-- SUPPLIED MATERIAL start --

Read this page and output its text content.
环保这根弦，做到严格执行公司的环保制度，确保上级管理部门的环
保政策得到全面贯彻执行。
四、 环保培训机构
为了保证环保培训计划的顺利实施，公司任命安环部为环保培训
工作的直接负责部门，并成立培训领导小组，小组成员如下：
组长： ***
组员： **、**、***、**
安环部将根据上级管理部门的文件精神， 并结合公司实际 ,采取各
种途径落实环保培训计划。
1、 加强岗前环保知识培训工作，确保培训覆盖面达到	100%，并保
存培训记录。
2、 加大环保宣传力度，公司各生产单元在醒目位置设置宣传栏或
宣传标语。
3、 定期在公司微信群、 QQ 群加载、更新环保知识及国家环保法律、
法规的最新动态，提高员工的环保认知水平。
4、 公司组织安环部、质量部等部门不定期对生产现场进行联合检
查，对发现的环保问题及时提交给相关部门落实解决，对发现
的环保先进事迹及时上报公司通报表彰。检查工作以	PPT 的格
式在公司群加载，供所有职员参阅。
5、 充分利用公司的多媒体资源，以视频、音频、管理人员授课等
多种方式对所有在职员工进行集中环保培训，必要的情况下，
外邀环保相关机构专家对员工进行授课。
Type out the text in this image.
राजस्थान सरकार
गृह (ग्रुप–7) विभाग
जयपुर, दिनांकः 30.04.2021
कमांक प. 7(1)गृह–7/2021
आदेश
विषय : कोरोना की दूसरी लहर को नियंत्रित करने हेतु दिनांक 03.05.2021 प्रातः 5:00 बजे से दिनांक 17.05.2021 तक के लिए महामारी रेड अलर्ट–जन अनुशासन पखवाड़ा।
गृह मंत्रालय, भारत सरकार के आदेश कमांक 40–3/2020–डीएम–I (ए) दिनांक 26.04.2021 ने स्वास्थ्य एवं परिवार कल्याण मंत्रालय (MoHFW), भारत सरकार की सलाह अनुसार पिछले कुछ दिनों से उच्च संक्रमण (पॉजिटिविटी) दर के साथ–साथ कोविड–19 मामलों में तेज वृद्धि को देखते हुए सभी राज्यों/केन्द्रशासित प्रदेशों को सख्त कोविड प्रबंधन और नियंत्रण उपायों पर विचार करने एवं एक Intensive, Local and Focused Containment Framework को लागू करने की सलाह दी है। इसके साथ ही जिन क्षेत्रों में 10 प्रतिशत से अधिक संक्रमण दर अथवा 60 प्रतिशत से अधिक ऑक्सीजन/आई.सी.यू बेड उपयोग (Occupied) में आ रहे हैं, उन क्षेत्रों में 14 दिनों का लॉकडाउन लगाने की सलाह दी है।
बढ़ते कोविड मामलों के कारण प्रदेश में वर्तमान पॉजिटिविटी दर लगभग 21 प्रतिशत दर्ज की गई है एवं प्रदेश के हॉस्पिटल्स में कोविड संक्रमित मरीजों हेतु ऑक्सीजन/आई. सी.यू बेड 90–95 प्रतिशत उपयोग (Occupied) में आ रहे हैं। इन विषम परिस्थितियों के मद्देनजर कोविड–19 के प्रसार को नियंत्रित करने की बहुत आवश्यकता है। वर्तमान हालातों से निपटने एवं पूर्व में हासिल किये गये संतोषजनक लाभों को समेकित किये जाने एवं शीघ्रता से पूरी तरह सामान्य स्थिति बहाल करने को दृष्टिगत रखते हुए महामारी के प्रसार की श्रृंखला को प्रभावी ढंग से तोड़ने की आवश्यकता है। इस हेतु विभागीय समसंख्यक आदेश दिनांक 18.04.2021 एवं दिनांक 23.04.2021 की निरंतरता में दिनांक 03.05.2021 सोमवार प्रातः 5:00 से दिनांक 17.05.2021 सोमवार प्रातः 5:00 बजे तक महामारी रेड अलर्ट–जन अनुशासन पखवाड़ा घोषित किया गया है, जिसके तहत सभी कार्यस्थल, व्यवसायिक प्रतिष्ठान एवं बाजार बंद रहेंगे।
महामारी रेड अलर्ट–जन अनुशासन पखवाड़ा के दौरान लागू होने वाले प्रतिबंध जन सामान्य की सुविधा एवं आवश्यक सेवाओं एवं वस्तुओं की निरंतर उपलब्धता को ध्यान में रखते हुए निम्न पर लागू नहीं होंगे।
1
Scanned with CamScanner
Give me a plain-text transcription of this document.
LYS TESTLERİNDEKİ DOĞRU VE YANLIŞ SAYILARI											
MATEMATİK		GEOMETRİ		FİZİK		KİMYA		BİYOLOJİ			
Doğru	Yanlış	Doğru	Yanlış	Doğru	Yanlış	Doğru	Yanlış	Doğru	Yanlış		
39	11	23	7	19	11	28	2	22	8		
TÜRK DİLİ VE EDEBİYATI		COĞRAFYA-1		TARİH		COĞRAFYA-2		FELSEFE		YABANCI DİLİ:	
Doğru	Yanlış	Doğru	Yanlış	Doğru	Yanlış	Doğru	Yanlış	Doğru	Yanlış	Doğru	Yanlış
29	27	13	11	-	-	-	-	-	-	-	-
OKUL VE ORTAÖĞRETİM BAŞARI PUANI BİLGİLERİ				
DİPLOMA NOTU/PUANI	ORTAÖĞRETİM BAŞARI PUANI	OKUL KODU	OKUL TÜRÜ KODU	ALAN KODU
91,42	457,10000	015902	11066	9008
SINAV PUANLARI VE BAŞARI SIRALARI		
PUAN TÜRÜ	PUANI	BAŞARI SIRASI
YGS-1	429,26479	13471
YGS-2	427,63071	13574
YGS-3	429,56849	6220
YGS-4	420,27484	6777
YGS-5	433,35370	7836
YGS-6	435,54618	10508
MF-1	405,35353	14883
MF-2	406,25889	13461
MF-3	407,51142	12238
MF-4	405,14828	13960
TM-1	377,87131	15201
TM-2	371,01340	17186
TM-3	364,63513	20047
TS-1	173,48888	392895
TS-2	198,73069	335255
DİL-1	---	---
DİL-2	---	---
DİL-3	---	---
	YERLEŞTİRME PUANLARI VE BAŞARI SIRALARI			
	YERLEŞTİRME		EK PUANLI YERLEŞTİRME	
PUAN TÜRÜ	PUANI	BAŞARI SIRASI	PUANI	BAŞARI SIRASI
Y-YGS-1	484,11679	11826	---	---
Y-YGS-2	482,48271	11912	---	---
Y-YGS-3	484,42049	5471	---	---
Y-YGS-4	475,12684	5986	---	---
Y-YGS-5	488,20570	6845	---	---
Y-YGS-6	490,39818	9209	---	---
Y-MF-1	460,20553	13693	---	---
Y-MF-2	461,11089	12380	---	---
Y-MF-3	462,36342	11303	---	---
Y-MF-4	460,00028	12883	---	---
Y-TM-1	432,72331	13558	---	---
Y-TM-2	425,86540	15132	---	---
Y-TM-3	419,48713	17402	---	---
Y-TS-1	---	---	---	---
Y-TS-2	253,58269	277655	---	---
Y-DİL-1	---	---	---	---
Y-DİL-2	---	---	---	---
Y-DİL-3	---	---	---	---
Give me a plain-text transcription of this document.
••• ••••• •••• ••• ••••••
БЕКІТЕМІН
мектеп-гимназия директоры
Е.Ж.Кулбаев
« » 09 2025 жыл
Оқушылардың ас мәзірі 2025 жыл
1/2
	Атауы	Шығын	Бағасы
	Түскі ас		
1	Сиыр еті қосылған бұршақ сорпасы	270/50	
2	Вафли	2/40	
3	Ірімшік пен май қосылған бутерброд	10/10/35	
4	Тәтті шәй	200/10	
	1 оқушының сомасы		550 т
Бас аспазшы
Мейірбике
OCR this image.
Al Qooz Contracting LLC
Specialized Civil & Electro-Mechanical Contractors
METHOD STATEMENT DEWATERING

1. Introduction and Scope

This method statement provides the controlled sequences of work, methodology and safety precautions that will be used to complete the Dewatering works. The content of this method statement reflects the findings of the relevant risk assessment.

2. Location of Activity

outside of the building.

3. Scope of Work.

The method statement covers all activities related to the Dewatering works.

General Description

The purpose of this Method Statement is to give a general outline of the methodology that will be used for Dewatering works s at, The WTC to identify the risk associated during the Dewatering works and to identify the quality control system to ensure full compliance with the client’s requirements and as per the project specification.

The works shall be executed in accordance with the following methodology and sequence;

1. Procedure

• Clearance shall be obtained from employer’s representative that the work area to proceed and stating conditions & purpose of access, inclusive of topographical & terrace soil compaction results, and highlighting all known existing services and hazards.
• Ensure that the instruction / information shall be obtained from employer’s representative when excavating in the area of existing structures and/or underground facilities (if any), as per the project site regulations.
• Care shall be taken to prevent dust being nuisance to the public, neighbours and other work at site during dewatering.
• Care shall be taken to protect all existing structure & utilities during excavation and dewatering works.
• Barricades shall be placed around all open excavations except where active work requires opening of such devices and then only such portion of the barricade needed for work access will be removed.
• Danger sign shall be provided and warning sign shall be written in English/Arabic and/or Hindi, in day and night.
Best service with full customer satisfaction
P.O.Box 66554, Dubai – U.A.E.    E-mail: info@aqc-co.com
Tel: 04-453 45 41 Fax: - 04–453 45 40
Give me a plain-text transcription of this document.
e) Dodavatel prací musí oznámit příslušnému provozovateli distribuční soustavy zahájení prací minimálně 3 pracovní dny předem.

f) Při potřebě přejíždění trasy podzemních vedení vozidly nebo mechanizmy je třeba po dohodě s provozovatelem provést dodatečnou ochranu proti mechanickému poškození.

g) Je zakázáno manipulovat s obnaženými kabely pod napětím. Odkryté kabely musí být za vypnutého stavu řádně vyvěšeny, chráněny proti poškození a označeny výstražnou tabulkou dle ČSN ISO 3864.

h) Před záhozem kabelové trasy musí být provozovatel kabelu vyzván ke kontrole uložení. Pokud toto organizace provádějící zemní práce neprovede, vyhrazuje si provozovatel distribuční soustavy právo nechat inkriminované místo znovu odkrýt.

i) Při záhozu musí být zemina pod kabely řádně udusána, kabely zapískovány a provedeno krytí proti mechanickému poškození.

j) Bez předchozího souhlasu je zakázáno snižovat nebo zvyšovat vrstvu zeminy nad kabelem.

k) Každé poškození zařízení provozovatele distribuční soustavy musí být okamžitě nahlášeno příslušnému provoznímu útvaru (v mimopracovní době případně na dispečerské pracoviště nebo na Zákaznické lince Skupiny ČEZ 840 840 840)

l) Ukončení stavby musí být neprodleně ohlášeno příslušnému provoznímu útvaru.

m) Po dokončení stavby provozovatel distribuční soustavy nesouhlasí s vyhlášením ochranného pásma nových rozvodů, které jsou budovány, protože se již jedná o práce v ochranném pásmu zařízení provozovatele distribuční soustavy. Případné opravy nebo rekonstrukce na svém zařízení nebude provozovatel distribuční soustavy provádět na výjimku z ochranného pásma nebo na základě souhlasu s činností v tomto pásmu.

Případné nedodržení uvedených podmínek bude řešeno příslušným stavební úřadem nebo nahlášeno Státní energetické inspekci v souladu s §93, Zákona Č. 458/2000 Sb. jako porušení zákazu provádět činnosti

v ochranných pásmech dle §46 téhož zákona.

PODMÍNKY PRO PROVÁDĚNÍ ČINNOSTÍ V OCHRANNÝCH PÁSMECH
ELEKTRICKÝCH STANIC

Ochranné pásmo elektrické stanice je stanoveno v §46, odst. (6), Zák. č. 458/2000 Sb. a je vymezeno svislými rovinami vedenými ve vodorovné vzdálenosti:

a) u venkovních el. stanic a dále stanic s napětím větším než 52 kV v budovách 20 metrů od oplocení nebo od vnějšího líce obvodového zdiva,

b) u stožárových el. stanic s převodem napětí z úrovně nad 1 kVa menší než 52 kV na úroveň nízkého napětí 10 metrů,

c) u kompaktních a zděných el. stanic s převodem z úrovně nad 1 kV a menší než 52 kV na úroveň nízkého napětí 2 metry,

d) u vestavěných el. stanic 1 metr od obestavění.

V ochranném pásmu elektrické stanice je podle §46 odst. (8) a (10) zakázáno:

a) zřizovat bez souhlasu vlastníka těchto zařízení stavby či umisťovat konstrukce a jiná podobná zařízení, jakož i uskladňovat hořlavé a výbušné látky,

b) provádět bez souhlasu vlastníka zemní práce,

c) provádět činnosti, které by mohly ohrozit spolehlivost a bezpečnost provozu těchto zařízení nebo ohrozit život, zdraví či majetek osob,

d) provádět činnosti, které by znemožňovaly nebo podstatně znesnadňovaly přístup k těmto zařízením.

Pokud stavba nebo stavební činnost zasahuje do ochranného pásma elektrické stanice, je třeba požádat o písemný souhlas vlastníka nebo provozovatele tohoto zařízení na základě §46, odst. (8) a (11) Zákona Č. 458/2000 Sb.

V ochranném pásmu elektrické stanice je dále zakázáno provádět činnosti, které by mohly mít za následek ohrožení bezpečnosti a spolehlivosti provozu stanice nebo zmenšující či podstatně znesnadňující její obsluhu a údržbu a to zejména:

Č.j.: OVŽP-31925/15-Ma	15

-- SUPPLIED MATERIAL end --

JOB:
Which lines include "existing"? Copy each of them out.

REPLY:
• Clearance shall be obtained from employer’s representative that the work area to proceed and stating conditions & purpose of access, inclusive of topographical & terrace soil compaction results, and highlighting all known existing services and hazards.
• Ensure that the instruction / information shall be obtained from employer’s representative when excavating in the area of existing structures and/or underground facilities (if any), as per the project site regulations.
• Care shall be taken to protect all existing structure & utilities during excavation and dewatering works.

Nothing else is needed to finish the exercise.